* [Text content records for pages]:

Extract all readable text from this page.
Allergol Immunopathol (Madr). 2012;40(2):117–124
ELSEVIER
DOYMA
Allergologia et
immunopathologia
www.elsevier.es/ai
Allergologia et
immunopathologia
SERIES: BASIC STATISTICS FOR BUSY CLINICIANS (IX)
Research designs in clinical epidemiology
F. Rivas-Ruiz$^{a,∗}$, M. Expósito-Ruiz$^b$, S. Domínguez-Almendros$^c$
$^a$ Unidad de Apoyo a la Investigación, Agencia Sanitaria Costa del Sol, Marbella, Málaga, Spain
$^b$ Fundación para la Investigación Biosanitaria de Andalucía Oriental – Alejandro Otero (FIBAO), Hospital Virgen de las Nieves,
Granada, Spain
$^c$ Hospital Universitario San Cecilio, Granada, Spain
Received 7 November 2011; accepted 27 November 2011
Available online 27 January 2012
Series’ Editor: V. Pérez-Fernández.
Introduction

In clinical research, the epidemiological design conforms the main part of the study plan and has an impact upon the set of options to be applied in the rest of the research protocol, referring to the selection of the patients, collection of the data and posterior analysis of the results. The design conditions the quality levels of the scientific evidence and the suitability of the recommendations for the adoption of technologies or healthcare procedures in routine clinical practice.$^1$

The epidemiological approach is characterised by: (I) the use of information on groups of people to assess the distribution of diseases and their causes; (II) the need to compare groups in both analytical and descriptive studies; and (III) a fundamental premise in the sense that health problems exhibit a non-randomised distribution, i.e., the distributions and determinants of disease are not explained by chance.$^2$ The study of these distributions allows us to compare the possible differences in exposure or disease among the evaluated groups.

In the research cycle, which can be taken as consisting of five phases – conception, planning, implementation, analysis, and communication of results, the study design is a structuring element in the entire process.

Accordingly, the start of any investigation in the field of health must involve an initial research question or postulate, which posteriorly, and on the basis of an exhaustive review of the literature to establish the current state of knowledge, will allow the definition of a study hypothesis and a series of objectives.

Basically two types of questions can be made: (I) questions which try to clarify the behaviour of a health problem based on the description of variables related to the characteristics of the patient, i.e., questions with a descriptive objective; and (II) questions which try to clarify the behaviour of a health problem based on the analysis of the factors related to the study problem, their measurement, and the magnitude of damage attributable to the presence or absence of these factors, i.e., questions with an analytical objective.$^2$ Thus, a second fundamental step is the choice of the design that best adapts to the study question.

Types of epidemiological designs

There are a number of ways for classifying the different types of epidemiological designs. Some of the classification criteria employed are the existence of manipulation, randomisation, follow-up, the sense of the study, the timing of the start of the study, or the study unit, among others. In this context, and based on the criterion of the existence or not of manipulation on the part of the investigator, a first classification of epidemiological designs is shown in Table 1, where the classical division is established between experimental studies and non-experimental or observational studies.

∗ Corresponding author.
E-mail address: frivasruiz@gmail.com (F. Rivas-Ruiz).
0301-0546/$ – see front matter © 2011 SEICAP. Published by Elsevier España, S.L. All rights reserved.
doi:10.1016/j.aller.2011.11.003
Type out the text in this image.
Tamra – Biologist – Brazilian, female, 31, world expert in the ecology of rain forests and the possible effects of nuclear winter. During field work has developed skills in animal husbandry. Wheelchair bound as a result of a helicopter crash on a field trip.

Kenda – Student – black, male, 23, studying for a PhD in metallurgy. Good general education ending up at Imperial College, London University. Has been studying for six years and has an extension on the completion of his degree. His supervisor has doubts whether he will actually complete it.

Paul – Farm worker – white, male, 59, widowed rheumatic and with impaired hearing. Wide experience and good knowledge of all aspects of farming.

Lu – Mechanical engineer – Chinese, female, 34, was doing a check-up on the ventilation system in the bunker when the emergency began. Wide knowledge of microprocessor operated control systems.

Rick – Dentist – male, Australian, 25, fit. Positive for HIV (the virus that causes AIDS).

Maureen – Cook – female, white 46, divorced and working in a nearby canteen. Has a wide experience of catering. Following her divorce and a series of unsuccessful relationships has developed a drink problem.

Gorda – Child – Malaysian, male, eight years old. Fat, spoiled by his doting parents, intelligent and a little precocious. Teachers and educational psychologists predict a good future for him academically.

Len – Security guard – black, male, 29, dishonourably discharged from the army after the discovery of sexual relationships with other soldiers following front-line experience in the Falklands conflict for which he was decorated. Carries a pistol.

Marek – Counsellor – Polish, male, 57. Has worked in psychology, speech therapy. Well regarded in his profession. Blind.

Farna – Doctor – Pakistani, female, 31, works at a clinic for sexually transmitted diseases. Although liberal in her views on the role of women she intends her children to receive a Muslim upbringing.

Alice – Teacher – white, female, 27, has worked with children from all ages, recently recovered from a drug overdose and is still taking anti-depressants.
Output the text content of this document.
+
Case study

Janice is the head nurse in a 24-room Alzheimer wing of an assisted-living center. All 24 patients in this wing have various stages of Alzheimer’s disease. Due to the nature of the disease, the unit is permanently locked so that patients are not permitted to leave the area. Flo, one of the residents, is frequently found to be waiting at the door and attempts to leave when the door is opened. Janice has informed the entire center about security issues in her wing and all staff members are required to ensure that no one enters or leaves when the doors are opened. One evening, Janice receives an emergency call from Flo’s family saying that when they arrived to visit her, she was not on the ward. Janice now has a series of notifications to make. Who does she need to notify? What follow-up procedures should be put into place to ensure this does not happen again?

* [Problem statement]:
Write the number of lines in the data above that contain the word "designs", and add nothing to it.

* [Output of the task]:
3